***** SUPPLIED DATA *****

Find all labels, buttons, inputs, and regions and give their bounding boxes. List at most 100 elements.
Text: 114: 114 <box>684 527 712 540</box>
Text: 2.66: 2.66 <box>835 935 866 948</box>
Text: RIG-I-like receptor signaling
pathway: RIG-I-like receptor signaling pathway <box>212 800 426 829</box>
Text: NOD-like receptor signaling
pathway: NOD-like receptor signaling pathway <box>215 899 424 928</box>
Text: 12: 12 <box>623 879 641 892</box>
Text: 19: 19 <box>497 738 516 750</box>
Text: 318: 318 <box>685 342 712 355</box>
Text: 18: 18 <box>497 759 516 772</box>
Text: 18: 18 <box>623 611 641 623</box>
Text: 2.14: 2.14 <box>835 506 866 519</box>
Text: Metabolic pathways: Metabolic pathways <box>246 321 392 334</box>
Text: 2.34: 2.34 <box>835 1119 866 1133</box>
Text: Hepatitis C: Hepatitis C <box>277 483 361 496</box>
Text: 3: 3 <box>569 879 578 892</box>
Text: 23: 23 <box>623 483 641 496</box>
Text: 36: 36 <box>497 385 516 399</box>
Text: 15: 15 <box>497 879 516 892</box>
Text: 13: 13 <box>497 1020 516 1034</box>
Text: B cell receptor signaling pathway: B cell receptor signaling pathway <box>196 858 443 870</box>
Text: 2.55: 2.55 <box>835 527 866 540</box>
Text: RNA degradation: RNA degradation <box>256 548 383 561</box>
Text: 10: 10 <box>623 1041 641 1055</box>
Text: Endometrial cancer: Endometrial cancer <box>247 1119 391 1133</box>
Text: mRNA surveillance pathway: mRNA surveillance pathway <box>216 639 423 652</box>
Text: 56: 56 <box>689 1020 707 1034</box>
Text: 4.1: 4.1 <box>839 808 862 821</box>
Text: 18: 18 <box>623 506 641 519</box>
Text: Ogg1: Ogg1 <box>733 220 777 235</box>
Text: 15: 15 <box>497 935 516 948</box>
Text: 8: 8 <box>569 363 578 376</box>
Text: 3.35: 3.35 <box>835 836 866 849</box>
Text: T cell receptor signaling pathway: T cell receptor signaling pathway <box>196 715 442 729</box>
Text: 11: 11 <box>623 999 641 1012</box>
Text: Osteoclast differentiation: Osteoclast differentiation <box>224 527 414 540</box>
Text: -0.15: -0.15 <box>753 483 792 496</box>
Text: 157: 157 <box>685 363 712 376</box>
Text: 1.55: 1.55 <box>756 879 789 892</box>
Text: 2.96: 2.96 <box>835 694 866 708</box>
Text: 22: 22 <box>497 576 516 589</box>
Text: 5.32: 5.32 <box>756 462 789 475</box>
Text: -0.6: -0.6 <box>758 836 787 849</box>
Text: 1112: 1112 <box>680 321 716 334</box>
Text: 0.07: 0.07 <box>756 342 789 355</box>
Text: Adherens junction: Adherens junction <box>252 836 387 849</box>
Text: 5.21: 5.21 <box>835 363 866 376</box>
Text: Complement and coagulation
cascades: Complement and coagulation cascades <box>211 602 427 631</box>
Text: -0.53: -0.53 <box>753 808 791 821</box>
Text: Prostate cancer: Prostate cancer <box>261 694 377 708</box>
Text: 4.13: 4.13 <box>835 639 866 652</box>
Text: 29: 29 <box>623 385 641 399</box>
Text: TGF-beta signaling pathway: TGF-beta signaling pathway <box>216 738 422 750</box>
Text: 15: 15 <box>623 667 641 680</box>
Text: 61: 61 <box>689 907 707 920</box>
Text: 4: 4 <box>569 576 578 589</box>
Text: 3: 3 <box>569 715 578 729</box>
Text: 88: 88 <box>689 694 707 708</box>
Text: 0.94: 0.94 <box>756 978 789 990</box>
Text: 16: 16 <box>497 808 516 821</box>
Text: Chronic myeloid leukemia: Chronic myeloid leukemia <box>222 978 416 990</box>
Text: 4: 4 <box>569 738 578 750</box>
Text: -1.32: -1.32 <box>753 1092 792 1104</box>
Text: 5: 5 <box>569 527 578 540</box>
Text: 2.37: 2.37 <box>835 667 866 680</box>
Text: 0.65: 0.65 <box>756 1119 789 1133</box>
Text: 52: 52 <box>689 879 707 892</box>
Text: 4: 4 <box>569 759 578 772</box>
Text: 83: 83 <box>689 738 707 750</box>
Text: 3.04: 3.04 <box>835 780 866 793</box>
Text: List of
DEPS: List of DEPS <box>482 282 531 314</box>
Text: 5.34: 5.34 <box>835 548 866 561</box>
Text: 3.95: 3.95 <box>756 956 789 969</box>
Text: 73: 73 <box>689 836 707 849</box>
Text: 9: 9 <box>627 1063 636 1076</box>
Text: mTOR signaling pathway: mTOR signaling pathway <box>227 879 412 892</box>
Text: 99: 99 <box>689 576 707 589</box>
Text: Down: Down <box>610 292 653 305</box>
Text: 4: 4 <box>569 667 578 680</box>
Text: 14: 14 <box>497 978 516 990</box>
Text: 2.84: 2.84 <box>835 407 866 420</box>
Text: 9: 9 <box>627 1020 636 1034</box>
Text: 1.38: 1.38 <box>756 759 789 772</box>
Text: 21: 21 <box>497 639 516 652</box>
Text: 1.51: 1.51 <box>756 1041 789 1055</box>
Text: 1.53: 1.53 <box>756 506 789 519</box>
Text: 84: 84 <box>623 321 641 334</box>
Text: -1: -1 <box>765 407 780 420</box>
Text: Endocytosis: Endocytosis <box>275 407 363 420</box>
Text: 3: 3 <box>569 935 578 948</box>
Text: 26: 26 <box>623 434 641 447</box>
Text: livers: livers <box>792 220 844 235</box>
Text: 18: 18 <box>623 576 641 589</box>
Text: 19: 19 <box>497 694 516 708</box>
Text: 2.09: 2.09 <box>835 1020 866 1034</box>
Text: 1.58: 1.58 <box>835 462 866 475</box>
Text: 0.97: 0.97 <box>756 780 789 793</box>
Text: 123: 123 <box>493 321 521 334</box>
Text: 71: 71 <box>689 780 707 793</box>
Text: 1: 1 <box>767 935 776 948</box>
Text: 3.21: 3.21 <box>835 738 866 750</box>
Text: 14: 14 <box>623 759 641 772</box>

*****

ASSIGNMENT → Copy out every line above where "List" is present.

EXERCISE SOLUTION →
Find all labels, buttons, inputs, and regions and give their bounding boxes. List at most 100 elements.
Text: List of
DEPS: List of DEPS <box>482 282 531 314</box>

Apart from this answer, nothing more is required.